Dataset items:
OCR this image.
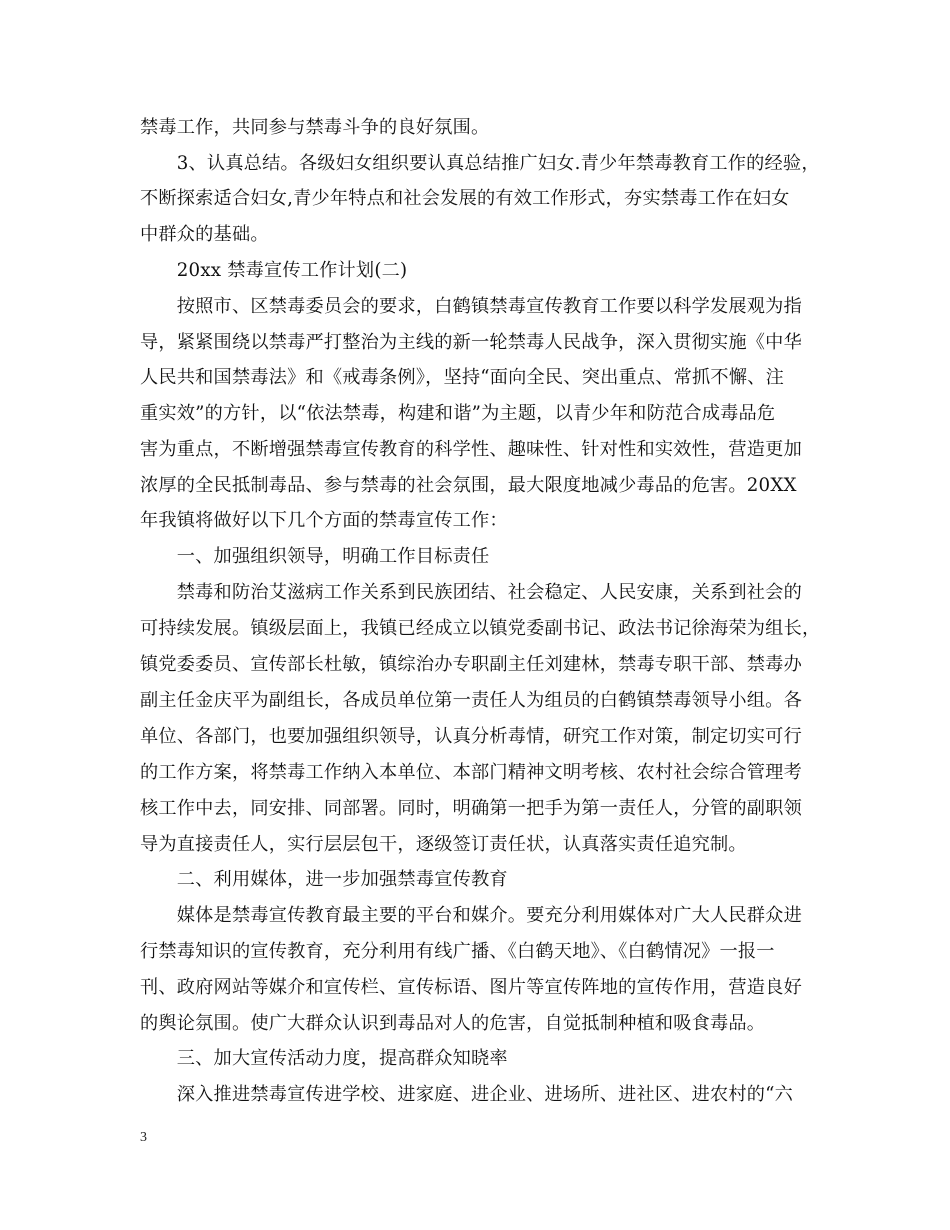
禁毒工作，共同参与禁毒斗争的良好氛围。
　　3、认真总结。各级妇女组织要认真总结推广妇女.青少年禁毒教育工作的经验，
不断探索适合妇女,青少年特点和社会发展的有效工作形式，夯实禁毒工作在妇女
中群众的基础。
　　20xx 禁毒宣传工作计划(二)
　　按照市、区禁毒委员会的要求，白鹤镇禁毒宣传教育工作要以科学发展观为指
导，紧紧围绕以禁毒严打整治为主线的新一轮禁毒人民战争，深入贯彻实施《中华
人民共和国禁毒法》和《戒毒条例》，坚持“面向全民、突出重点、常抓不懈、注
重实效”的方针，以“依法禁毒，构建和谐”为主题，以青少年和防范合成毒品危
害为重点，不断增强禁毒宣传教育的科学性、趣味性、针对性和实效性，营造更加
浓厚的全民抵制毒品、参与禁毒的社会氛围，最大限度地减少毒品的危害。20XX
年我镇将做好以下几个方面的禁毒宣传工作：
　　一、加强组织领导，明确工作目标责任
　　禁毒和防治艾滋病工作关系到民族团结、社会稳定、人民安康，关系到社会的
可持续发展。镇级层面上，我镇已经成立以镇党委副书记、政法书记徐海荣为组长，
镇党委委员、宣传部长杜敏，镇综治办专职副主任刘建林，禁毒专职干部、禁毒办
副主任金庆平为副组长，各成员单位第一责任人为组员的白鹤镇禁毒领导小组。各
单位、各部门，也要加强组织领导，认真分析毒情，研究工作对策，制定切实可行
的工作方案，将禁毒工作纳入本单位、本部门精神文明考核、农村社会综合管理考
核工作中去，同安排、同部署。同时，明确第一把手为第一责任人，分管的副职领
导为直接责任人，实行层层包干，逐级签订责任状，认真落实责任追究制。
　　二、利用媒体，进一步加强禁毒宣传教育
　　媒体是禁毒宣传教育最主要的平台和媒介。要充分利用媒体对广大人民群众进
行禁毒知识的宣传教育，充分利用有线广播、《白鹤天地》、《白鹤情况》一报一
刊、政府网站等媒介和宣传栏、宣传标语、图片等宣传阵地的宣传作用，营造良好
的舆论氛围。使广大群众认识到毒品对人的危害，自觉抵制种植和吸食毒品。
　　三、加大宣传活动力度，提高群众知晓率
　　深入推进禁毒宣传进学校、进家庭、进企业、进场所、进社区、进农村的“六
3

==

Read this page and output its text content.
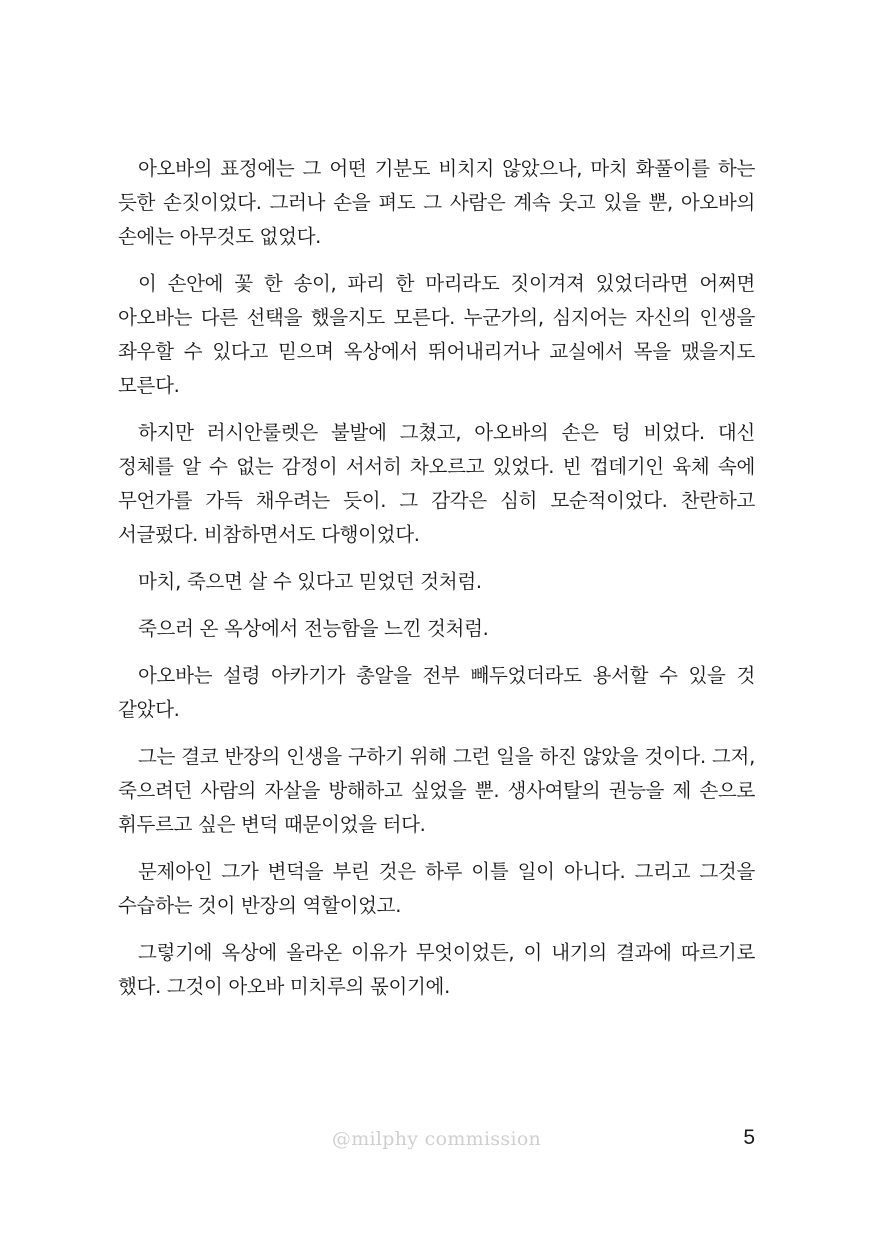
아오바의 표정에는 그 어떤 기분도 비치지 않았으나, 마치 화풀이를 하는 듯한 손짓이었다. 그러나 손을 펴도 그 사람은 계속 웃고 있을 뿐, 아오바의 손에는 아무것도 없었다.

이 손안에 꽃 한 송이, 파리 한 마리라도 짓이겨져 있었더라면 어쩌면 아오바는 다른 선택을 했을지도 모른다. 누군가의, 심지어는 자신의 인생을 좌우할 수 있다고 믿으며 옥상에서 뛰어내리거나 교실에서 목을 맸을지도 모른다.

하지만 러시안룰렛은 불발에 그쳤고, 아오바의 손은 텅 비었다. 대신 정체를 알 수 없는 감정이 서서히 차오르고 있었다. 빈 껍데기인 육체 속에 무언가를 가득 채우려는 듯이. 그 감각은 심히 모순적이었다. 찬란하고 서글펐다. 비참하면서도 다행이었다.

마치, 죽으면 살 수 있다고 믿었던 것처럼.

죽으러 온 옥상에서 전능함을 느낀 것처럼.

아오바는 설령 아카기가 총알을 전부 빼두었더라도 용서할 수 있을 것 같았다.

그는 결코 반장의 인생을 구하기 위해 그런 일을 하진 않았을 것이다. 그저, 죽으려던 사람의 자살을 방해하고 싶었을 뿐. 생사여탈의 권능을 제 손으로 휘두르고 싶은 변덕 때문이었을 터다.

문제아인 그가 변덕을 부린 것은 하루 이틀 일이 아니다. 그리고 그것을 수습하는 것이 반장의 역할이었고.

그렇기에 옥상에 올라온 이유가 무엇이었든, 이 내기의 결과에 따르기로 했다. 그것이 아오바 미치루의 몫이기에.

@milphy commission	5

REQUIRED WORK: Count up every line above that has the word "this" in it; answer with the number alone.

WRITTEN ANSWER: 2